*Description of the task*. Your task is to repeat the entries underneath exactly, minus the pictures.

*Source material*.
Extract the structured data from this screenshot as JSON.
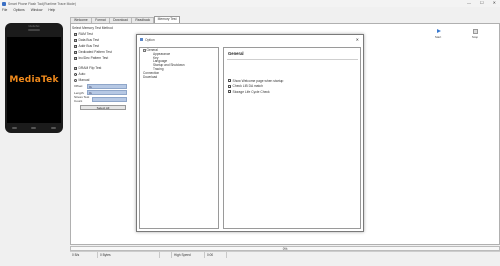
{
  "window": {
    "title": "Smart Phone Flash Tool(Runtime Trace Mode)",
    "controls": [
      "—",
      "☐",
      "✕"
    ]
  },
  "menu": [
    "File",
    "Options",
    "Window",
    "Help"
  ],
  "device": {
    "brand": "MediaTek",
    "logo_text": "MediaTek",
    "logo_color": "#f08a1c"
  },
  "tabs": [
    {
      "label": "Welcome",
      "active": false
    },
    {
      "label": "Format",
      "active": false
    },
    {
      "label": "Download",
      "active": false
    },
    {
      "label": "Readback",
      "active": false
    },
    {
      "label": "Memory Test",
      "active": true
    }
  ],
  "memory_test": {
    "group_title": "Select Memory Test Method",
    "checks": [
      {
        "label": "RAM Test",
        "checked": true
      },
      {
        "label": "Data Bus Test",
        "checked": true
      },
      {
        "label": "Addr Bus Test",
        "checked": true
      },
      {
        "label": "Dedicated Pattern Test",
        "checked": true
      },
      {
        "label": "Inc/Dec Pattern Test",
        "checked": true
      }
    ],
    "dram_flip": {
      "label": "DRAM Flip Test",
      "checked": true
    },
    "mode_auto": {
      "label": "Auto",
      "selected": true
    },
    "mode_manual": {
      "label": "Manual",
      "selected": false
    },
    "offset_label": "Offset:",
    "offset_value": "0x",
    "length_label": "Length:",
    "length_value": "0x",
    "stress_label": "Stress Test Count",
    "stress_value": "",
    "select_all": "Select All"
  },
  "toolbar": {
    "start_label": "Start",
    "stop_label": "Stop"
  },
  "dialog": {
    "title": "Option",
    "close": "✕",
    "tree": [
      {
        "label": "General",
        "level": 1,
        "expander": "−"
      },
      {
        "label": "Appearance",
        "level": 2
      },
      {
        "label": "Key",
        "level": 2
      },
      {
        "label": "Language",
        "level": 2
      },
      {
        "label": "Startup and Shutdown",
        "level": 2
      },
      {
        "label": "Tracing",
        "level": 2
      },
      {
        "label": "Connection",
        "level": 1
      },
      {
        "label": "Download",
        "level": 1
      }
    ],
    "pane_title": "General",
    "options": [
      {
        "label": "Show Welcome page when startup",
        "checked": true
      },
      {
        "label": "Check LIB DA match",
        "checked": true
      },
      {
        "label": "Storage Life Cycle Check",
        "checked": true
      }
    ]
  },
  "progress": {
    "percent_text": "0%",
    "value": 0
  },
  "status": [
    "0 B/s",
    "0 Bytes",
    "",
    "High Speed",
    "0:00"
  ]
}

*Answer for this exercise*.
Extract the structured data from this screenshot as JSON.
{
  "window": {
    "title": "Smart Phone Flash Tool(Runtime Trace Mode)",
    "controls": [
      "—",
      "☐",
      "✕"
    ]
  },
  "menu": [
    "File",
    "Options",
    "Window",
    "Help"
  ],
  "device": {
    "brand": "MediaTek",
    "logo_text": "MediaTek",
    "logo_color": "#f08a1c"
  },
  "tabs": [
    {
      "label": "Welcome",
      "active": false
    },
    {
      "label": "Format",
      "active": false
    },
    {
      "label": "Download",
      "active": false
    },
    {
      "label": "Readback",
      "active": false
    },
    {
      "label": "Memory Test",
      "active": true
    }
  ],
  "memory_test": {
    "group_title": "Select Memory Test Method",
    "checks": [
      {
        "label": "RAM Test",
        "checked": true
      },
      {
        "label": "Data Bus Test",
        "checked": true
      },
      {
        "label": "Addr Bus Test",
        "checked": true
      },
      {
        "label": "Dedicated Pattern Test",
        "checked": true
      },
      {
        "label": "Inc/Dec Pattern Test",
        "checked": true
      }
    ],
    "dram_flip": {
      "label": "DRAM Flip Test",
      "checked": true
    },
    "mode_auto": {
      "label": "Auto",
      "selected": true
    },
    "mode_manual": {
      "label": "Manual",
      "selected": false
    },
    "offset_label": "Offset:",
    "offset_value": "0x",
    "length_label": "Length:",
    "length_value": "0x",
    "stress_label": "Stress Test Count",
    "stress_value": "",
    "select_all": "Select All"
  },
  "toolbar": {
    "start_label": "Start",
    "stop_label": "Stop"
  },
  "dialog": {
    "title": "Option",
    "close": "✕",
    "tree": [
      {
        "label": "General",
        "level": 1,
        "expander": "−"
      },
      {
        "label": "Appearance",
        "level": 2
      },
      {
        "label": "Key",
        "level": 2
      },
      {
        "label": "Language",
        "level": 2
      },
      {
        "label": "Startup and Shutdown",
        "level": 2
      },
      {
        "label": "Tracing",
        "level": 2
      },
      {
        "label": "Connection",
        "level": 1
      },
      {
        "label": "Download",
        "level": 1
      }
    ],
    "pane_title": "General",
    "options": [
      {
        "label": "Show Welcome page when startup",
        "checked": true
      },
      {
        "label": "Check LIB DA match",
        "checked": true
      },
      {
        "label": "Storage Life Cycle Check",
        "checked": true
      }
    ]
  },
  "progress": {
    "percent_text": "0%",
    "value": 0
  },
  "status": [
    "0 B/s",
    "0 Bytes",
    "",
    "High Speed",
    "0:00"
  ]
}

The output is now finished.